### DATA EXTRACT
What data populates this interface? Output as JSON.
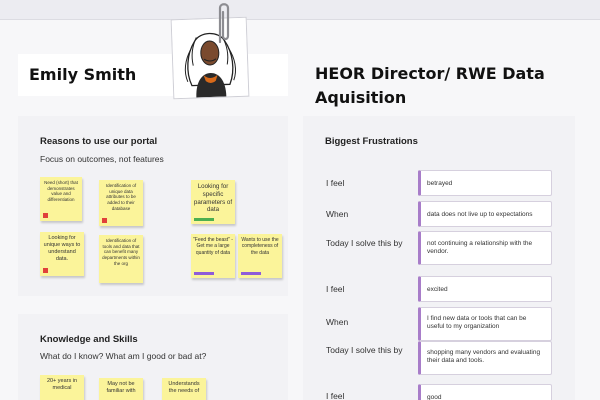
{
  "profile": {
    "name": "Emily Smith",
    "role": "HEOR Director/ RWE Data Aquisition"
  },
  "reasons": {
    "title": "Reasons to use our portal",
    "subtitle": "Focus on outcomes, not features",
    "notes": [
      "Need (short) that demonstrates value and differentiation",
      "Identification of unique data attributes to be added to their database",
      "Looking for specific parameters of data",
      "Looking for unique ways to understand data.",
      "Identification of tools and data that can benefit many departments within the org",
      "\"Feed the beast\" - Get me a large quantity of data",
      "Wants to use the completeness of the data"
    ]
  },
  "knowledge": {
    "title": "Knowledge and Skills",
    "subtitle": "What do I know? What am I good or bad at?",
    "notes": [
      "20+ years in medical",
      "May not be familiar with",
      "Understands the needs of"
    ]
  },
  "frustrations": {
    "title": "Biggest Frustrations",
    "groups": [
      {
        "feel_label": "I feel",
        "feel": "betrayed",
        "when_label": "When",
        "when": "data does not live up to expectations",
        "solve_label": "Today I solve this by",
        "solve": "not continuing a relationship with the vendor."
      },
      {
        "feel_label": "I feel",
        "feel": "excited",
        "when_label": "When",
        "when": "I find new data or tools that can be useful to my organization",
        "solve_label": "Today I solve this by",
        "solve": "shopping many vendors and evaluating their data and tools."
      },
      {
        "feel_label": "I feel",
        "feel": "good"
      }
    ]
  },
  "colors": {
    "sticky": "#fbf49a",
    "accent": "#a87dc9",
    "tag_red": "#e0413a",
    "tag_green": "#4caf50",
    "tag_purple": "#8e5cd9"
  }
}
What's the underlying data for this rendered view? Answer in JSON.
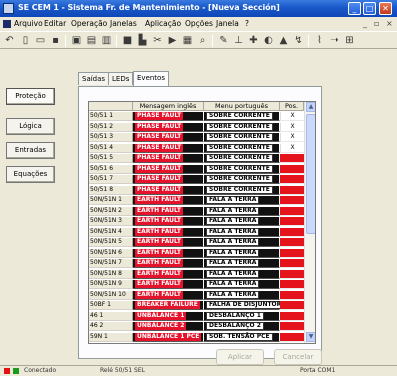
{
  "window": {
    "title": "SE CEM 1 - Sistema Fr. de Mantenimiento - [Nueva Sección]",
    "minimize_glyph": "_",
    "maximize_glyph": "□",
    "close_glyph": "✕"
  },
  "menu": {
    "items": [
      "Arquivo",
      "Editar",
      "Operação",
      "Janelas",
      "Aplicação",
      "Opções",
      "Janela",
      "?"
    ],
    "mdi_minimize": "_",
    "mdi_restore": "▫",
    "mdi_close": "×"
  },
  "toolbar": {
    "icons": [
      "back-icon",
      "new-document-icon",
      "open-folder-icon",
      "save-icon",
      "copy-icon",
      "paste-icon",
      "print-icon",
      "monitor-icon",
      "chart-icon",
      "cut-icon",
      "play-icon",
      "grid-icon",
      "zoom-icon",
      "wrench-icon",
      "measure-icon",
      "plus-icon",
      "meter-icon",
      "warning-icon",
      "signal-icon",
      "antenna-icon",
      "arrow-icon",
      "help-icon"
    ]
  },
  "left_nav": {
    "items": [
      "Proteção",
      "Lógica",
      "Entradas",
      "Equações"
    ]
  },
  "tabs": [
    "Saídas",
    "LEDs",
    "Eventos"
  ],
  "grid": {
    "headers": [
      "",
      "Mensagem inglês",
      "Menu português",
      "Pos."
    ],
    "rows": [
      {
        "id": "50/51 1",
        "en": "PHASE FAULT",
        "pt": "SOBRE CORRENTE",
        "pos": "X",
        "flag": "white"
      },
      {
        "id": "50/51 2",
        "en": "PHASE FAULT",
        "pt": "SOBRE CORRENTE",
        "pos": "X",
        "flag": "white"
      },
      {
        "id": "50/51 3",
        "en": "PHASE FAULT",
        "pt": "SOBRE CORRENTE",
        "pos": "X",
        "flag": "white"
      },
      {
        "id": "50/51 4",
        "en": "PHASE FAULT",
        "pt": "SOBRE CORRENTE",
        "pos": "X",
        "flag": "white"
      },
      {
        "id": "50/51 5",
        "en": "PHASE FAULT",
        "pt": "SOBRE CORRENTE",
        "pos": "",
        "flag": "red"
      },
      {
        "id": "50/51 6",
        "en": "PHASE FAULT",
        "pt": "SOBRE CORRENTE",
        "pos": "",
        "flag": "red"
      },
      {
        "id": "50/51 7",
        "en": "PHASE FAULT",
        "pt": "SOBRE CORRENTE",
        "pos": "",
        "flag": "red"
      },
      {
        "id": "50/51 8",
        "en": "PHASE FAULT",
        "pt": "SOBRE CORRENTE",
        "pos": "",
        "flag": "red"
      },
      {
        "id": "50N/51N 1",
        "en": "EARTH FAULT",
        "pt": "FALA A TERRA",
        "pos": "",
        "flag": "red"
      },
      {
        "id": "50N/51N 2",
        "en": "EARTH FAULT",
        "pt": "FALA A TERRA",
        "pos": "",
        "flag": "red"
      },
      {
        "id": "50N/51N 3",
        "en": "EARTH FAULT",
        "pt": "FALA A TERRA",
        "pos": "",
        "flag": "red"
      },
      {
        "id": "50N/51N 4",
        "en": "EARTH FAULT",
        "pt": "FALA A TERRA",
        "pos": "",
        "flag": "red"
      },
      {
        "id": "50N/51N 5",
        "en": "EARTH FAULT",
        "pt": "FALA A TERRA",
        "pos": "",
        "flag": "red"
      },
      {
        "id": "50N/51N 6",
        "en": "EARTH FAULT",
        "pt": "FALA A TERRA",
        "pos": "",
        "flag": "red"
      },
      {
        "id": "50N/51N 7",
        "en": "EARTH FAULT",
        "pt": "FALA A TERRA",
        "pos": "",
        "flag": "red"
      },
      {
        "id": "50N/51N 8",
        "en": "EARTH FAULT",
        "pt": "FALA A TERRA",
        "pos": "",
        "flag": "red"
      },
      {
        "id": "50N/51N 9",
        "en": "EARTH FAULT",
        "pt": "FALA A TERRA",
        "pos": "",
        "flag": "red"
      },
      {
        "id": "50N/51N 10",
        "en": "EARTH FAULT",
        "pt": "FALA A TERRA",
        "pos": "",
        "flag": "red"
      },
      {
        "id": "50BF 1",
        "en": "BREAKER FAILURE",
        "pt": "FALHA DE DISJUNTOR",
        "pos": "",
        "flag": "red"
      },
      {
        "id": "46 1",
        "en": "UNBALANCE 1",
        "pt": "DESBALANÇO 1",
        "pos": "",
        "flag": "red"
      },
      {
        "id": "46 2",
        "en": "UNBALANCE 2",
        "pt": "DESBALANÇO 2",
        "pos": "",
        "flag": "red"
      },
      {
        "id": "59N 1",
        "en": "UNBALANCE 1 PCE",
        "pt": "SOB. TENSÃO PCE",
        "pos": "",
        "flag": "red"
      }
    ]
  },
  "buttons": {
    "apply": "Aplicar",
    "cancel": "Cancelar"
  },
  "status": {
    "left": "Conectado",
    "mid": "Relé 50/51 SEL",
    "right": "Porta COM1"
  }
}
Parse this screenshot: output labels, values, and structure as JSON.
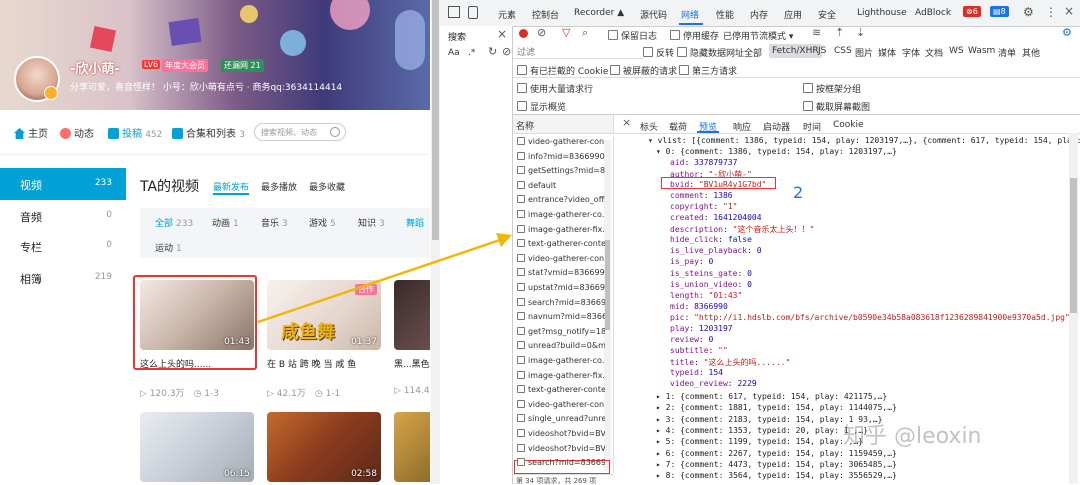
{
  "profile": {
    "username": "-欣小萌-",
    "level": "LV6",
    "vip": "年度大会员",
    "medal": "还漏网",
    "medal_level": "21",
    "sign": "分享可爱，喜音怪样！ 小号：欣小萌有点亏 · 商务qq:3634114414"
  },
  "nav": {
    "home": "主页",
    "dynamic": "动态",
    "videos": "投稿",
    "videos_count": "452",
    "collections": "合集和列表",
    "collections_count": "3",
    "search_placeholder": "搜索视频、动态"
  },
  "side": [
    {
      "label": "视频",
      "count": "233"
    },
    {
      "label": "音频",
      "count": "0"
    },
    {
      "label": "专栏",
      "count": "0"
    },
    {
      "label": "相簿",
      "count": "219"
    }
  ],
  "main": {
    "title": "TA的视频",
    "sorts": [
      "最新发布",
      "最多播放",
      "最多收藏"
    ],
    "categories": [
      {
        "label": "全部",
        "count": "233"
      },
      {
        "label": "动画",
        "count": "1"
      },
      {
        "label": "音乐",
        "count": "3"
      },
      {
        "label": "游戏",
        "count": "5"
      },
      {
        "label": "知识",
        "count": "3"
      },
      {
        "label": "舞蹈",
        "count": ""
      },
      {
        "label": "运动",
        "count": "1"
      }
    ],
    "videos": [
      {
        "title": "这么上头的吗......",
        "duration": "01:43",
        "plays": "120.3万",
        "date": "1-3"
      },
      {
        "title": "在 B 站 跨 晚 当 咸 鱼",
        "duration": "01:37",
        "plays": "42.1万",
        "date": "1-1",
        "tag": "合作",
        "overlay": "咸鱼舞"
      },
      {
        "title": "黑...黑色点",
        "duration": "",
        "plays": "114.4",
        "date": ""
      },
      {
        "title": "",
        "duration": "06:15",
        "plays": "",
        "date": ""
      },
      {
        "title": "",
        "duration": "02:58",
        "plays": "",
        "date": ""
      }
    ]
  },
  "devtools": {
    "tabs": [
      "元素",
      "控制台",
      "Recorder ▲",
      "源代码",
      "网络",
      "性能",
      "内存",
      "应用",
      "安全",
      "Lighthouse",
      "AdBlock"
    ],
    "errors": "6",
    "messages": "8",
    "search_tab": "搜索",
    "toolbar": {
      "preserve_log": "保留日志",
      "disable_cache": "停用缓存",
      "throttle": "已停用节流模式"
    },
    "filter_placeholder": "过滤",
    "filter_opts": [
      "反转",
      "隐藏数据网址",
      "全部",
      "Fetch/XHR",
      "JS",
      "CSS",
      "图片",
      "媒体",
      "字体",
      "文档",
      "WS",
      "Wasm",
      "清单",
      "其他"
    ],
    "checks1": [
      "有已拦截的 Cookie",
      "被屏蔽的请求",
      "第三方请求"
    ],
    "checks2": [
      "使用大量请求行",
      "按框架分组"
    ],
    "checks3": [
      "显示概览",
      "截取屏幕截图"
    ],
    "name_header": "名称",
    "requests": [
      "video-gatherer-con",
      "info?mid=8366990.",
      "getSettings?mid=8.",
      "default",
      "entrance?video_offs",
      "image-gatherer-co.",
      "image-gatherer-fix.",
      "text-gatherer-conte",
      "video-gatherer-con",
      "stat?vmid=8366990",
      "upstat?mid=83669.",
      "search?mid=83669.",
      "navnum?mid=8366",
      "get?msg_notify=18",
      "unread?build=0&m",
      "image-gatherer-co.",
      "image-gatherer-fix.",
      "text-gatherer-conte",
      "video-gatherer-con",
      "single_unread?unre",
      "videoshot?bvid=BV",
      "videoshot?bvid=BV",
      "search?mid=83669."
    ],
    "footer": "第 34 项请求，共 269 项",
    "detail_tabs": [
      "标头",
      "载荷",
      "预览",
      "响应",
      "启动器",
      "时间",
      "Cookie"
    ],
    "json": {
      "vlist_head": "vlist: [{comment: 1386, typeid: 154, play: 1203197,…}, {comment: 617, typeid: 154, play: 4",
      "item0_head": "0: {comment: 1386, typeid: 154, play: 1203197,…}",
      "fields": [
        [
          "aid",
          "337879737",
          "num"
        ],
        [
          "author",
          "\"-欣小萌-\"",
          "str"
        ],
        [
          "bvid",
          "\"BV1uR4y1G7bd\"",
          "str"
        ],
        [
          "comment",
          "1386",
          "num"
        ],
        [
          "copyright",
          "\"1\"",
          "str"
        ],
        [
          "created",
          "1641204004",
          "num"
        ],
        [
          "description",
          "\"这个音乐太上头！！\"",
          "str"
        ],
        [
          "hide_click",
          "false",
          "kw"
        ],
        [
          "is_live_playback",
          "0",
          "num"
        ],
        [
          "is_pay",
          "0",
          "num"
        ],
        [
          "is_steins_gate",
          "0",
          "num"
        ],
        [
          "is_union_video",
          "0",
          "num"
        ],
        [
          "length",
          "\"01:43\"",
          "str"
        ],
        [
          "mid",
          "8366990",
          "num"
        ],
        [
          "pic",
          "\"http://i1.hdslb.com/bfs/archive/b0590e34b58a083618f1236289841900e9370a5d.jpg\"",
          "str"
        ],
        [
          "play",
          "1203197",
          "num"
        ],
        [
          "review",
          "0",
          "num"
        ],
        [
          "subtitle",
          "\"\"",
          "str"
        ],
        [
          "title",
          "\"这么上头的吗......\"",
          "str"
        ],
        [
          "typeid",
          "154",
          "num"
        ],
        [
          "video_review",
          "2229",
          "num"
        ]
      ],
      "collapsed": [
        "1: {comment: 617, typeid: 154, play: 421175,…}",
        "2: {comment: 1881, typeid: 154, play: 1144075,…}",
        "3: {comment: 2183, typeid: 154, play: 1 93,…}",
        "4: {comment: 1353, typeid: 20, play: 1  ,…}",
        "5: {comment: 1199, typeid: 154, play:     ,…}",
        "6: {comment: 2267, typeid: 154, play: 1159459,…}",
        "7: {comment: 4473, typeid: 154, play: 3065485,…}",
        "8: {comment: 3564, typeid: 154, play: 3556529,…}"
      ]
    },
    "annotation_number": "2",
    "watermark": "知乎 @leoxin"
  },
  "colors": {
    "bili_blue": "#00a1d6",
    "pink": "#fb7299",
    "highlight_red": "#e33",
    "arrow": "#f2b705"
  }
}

### TASK PROMPT
Find the lines with the string "good" and reproduce them.

### FINISHED ANSWER
    "subtitle": "What do I know? What am I good or bad at?",
        "feel": "good"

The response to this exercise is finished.